Data listing
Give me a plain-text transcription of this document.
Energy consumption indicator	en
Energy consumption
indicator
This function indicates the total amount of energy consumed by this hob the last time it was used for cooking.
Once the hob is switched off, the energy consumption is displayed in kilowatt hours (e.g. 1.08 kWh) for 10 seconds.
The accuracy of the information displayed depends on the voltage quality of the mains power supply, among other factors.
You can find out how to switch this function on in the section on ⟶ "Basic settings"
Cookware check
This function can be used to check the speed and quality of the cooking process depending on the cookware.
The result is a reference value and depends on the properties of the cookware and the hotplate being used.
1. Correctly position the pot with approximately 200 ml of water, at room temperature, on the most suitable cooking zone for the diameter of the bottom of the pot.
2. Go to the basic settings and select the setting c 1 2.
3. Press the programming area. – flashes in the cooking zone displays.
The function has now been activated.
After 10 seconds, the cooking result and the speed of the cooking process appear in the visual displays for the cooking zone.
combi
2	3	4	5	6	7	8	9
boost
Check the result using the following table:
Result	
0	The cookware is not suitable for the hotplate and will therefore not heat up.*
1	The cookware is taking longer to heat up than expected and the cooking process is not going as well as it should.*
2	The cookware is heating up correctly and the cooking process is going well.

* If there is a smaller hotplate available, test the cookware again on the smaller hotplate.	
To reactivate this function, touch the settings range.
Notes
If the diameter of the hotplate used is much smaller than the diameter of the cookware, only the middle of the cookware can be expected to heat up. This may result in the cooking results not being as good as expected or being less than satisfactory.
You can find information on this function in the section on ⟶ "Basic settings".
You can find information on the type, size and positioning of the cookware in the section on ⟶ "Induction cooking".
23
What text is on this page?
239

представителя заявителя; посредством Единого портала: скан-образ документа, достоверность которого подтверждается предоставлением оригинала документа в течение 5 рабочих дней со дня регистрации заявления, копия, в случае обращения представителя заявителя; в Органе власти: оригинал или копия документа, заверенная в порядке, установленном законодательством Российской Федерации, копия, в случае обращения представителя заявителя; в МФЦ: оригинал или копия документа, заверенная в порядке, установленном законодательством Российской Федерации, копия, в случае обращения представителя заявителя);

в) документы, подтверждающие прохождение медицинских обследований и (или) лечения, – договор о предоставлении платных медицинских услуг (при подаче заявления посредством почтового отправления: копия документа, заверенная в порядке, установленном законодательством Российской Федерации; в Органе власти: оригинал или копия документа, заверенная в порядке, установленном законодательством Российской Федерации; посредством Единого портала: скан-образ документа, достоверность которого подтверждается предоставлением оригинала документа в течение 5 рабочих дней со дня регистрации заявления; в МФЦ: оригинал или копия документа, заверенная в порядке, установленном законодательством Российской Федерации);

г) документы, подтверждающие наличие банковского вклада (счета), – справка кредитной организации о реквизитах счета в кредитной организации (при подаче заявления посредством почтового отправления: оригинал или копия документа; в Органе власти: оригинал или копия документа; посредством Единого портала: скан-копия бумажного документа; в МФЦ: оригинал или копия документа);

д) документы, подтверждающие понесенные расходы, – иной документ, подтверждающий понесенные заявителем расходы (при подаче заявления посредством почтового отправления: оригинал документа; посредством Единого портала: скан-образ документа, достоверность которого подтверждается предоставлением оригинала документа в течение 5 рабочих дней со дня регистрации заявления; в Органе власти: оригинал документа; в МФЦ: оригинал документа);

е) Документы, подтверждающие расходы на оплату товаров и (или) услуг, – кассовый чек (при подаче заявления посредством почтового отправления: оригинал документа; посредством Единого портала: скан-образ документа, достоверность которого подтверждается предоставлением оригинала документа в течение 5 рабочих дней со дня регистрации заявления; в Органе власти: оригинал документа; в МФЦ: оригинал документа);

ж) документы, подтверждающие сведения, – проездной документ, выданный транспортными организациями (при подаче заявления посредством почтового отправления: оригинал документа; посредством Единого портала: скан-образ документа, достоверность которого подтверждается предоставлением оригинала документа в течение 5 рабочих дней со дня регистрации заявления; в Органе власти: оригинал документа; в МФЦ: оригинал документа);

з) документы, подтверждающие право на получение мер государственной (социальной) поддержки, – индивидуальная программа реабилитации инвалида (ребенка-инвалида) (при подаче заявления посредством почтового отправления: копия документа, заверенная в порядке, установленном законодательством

Your instructions: Copy every line of the listing where the word "text" appears.

Solution for this problem:
Give me a plain-text transcription of this document.
What text is on this page?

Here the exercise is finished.